(Part of a data file)
- - -

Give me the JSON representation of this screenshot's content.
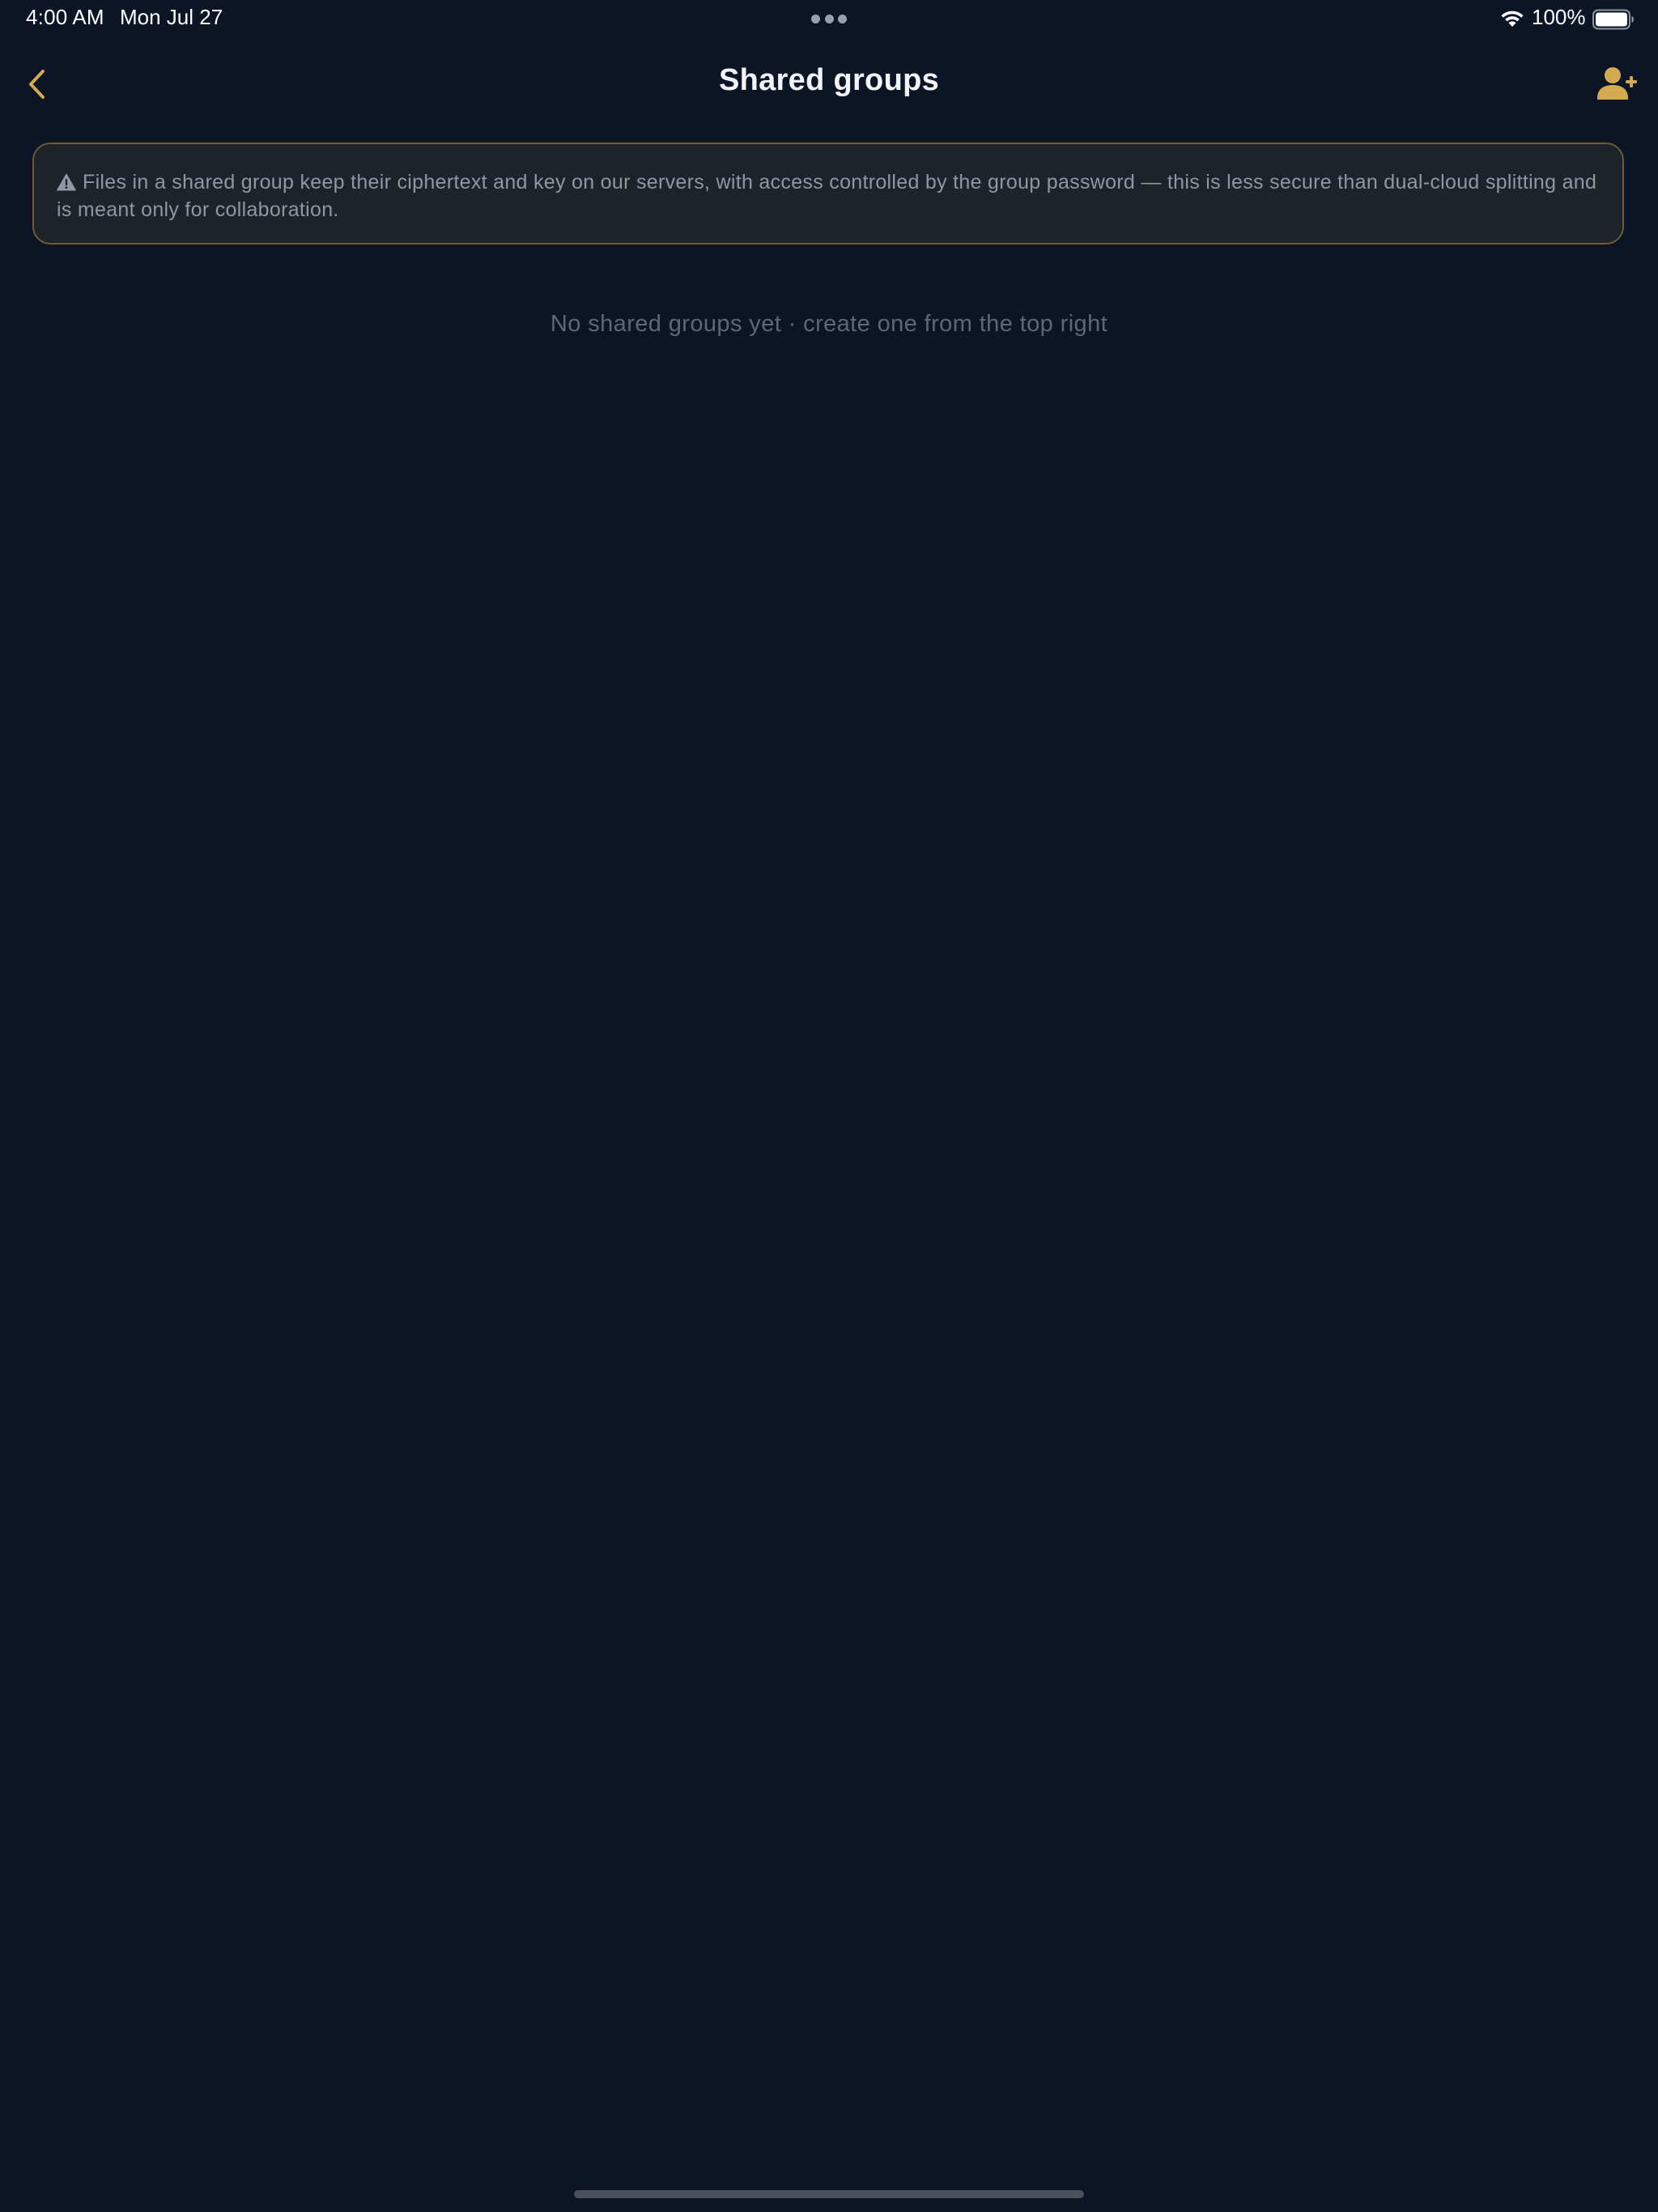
{
  "status_bar": {
    "time": "4:00 AM",
    "date": "Mon Jul 27",
    "battery_percent": "100%",
    "battery_level": 1.0,
    "wifi_icon": "wifi-icon",
    "battery_icon": "battery-icon"
  },
  "nav": {
    "title": "Shared groups",
    "back_icon": "chevron-left-icon",
    "add_icon": "add-person-icon"
  },
  "warning": {
    "icon": "warning-triangle-icon",
    "text": "Files in a shared group keep their ciphertext and key on our servers, with access controlled by the group password — this is less secure than dual-cloud splitting and is meant only for collaboration."
  },
  "empty_state": {
    "text": "No shared groups yet · create one from the top right"
  },
  "colors": {
    "background": "#0b1526",
    "accent": "#d4a94f",
    "banner_bg": "#1e2229",
    "banner_border": "#6e5a38",
    "muted_text": "#5d6778"
  }
}
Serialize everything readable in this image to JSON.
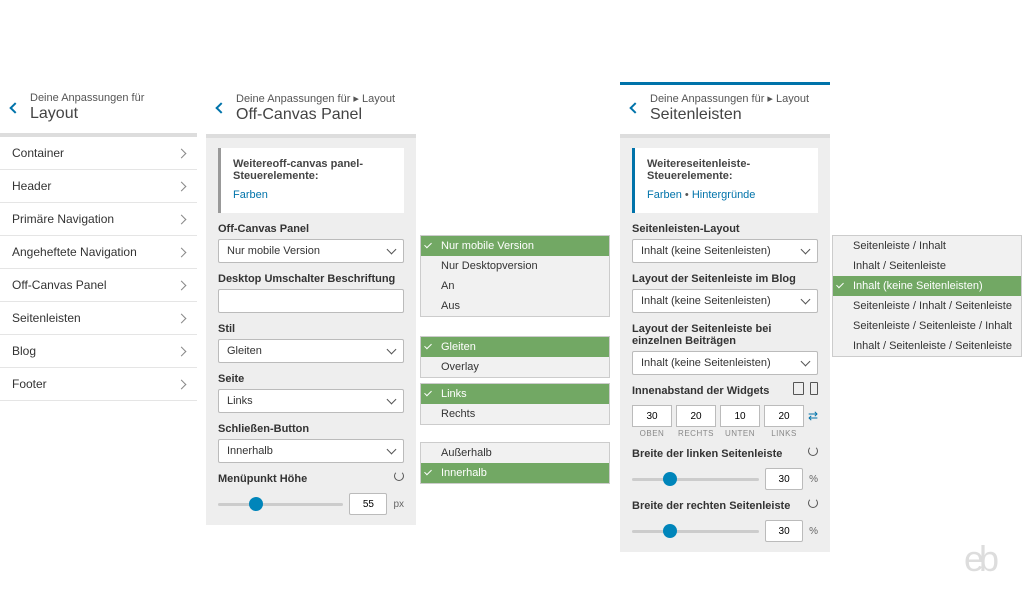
{
  "panel1": {
    "crumb": "Deine Anpassungen für",
    "title": "Layout",
    "items": [
      "Container",
      "Header",
      "Primäre Navigation",
      "Angeheftete Navigation",
      "Off-Canvas Panel",
      "Seitenleisten",
      "Blog",
      "Footer"
    ]
  },
  "panel2": {
    "crumb": "Deine Anpassungen für ▸ Layout",
    "title": "Off-Canvas Panel",
    "notice_title": "Weitereoff-canvas panel-Steuerelemente:",
    "notice_link": "Farben",
    "fields": {
      "offcanvas_label": "Off-Canvas Panel",
      "offcanvas_value": "Nur mobile Version",
      "offcanvas_options": [
        "Nur mobile Version",
        "Nur Desktopversion",
        "An",
        "Aus"
      ],
      "desktop_label": "Desktop Umschalter Beschriftung",
      "desktop_value": "",
      "stil_label": "Stil",
      "stil_value": "Gleiten",
      "stil_options": [
        "Gleiten",
        "Overlay"
      ],
      "seite_label": "Seite",
      "seite_value": "Links",
      "seite_options": [
        "Links",
        "Rechts"
      ],
      "close_label": "Schließen-Button",
      "close_value": "Innerhalb",
      "close_options": [
        "Außerhalb",
        "Innerhalb"
      ],
      "menu_label": "Menüpunkt Höhe",
      "menu_value": "55",
      "menu_unit": "px"
    }
  },
  "panel3": {
    "crumb": "Deine Anpassungen für ▸ Layout",
    "title": "Seitenleisten",
    "notice_title": "Weitereseitenleiste-Steuerelemente:",
    "notice_link1": "Farben",
    "notice_sep": " • ",
    "notice_link2": "Hintergründe",
    "fields": {
      "layout_label": "Seitenleisten-Layout",
      "layout_value": "Inhalt (keine Seitenleisten)",
      "layout_options": [
        "Seitenleiste / Inhalt",
        "Inhalt / Seitenleiste",
        "Inhalt (keine Seitenleisten)",
        "Seitenleiste / Inhalt / Seitenleiste",
        "Seitenleiste / Seitenleiste / Inhalt",
        "Inhalt / Seitenleiste / Seitenleiste"
      ],
      "blog_label": "Layout der Seitenleiste im Blog",
      "blog_value": "Inhalt (keine Seitenleisten)",
      "single_label": "Layout der Seitenleiste bei einzelnen Beiträgen",
      "single_value": "Inhalt (keine Seitenleisten)",
      "padding_label": "Innenabstand der Widgets",
      "padding": {
        "top": "30",
        "right": "20",
        "bottom": "10",
        "left": "20"
      },
      "padding_labels": {
        "top": "OBEN",
        "right": "RECHTS",
        "bottom": "UNTEN",
        "left": "LINKS"
      },
      "left_width_label": "Breite der linken Seitenleiste",
      "left_width_value": "30",
      "right_width_label": "Breite der rechten Seitenleiste",
      "right_width_value": "30",
      "unit_pct": "%"
    }
  }
}
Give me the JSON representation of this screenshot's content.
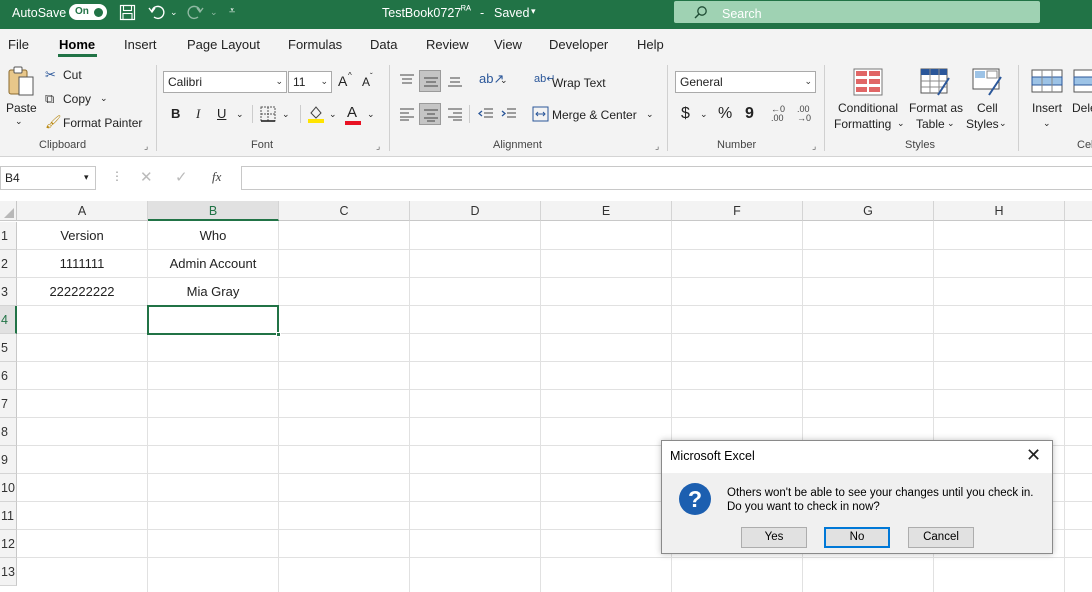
{
  "titlebar": {
    "autosave_label": "AutoSave",
    "autosave_state": "On",
    "document_title": "TestBook0727",
    "save_status": "Saved",
    "search_placeholder": "Search"
  },
  "menu": {
    "tabs": [
      "File",
      "Home",
      "Insert",
      "Page Layout",
      "Formulas",
      "Data",
      "Review",
      "View",
      "Developer",
      "Help"
    ],
    "active": "Home"
  },
  "ribbon": {
    "clipboard": {
      "paste": "Paste",
      "cut": "Cut",
      "copy": "Copy",
      "format_painter": "Format Painter",
      "group": "Clipboard"
    },
    "font": {
      "name": "Calibri",
      "size": "11",
      "group": "Font",
      "bold": "B",
      "italic": "I",
      "underline": "U",
      "font_color_letter": "A",
      "grow": "A",
      "shrink": "A"
    },
    "alignment": {
      "wrap_text": "Wrap Text",
      "merge_center": "Merge & Center",
      "group": "Alignment"
    },
    "number": {
      "format": "General",
      "group": "Number",
      "currency": "$",
      "percent": "%",
      "comma": "9"
    },
    "styles": {
      "conditional_line1": "Conditional",
      "conditional_line2": "Formatting",
      "format_table_line1": "Format as",
      "format_table_line2": "Table",
      "cell_styles_line1": "Cell",
      "cell_styles_line2": "Styles",
      "group": "Styles"
    },
    "cells": {
      "insert": "Insert",
      "delete": "Dele",
      "group": "Cel"
    }
  },
  "formula_bar": {
    "name_box": "B4",
    "fx": "fx",
    "content": ""
  },
  "sheet": {
    "columns": [
      "A",
      "B",
      "C",
      "D",
      "E",
      "F",
      "G",
      "H"
    ],
    "rows": [
      "1",
      "2",
      "3",
      "4",
      "5",
      "6",
      "7",
      "8",
      "9",
      "10",
      "11",
      "12",
      "13"
    ],
    "cells": {
      "A1": "Version",
      "B1": "Who",
      "A2": "1111111",
      "B2": "Admin Account",
      "A3": "222222222",
      "B3": "Mia Gray"
    },
    "selected_cell": "B4"
  },
  "dialog": {
    "title": "Microsoft Excel",
    "message_line1": "Others won't be able to see your changes until you check in.",
    "message_line2": "Do you want to check in now?",
    "yes": "Yes",
    "no": "No",
    "cancel": "Cancel"
  },
  "colors": {
    "brand": "#217346",
    "dialog_question": "#1c5fb0",
    "default_button_border": "#0078d7",
    "font_color": "#e81123",
    "highlight": "#ffe400"
  }
}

- - -

■ PROBLEM TO WORK ON ■
Extract from the material all lines containing the string "check".

■ PROBLEM SOLUTION ■
    "message_line1": "Others won't be able to see your changes until you check in.",
    "message_line2": "Do you want to check in now?",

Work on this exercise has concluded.